Stored data entries:
--- --- ---

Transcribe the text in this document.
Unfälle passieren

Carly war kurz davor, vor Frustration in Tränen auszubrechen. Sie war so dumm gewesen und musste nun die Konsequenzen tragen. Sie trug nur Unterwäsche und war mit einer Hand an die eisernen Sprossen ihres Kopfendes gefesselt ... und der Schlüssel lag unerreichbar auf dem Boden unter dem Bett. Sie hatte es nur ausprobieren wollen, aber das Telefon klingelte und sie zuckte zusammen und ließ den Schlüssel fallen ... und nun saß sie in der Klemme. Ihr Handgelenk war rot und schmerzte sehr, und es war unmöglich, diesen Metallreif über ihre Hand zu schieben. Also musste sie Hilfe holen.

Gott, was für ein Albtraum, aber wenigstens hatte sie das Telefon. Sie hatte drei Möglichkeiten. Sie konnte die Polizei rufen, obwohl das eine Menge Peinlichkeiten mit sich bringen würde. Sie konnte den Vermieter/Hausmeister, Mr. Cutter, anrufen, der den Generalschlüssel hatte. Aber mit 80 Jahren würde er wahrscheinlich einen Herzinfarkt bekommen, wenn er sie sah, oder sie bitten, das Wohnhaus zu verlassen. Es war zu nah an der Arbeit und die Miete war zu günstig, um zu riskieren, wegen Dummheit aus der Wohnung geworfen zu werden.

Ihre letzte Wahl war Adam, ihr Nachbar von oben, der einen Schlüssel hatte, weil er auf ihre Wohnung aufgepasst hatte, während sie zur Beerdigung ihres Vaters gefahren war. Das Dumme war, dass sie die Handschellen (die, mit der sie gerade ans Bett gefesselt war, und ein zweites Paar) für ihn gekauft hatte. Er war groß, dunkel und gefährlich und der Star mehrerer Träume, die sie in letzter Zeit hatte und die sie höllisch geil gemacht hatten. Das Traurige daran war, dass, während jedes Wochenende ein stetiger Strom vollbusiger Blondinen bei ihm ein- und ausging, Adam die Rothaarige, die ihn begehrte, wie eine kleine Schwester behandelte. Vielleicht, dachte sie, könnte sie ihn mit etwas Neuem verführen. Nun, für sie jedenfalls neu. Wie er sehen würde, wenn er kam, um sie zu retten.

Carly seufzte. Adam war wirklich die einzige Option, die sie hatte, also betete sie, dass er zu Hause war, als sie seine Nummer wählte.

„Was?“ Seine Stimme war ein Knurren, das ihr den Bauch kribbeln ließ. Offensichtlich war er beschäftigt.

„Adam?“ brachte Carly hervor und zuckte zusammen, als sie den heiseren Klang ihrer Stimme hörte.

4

--- --- ---

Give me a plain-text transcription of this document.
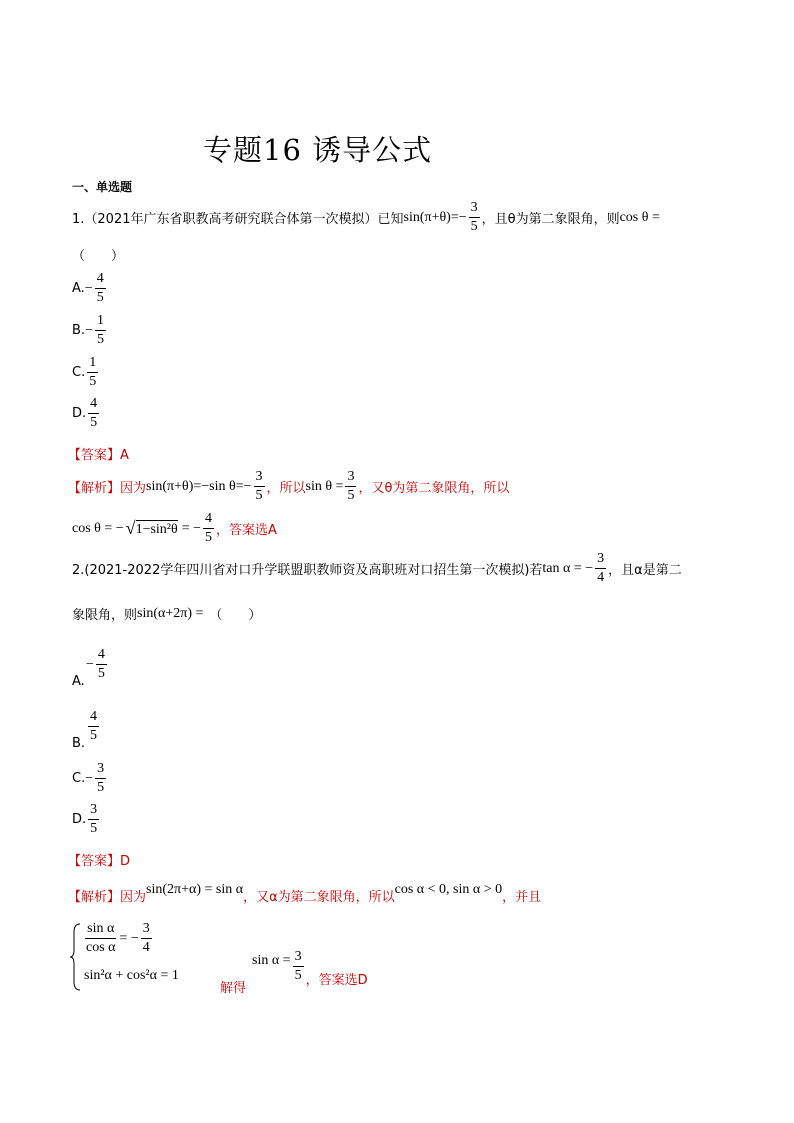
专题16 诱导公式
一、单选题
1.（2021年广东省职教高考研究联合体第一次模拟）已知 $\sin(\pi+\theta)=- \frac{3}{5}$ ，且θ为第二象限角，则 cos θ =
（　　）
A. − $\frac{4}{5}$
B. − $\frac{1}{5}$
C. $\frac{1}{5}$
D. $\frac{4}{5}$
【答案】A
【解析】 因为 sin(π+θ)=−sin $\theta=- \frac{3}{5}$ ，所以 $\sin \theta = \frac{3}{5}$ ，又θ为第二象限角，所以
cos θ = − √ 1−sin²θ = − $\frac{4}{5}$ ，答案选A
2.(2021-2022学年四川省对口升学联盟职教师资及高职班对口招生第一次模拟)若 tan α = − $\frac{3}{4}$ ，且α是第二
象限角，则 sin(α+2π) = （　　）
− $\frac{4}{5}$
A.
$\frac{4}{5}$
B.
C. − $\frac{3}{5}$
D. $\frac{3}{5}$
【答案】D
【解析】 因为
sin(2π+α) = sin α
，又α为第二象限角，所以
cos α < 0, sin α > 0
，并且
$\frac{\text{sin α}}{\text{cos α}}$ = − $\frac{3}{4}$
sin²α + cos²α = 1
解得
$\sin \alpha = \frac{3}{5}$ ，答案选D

--- --- ---

**TASK DIRECTIONS:**
Your task is to pick out every line with the string "Carly" and copy it.

**RESULT OF THIS EXERCISE:**
Carly war kurz davor, vor Frustration in Tränen auszubrechen. Sie war so dumm gewesen und musste nun die Konsequenzen tragen. Sie trug nur Unterwäsche und war mit einer Hand an die eisernen Sprossen ihres Kopfendes gefesselt ... und der Schlüssel lag unerreichbar auf dem Boden unter dem Bett. Sie hatte es nur ausprobieren wollen, aber das Telefon klingelte und sie zuckte zusammen und ließ den Schlüssel fallen ... und nun saß sie in der Klemme. Ihr Handgelenk war rot und schmerzte sehr, und es war unmöglich, diesen Metallreif über ihre Hand zu schieben. Also musste sie Hilfe holen.
Carly seufzte. Adam war wirklich die einzige Option, die sie hatte, also betete sie, dass er zu Hause war, als sie seine Nummer wählte.
„Adam?“ brachte Carly hervor und zuckte zusammen, als sie den heiseren Klang ihrer Stimme hörte.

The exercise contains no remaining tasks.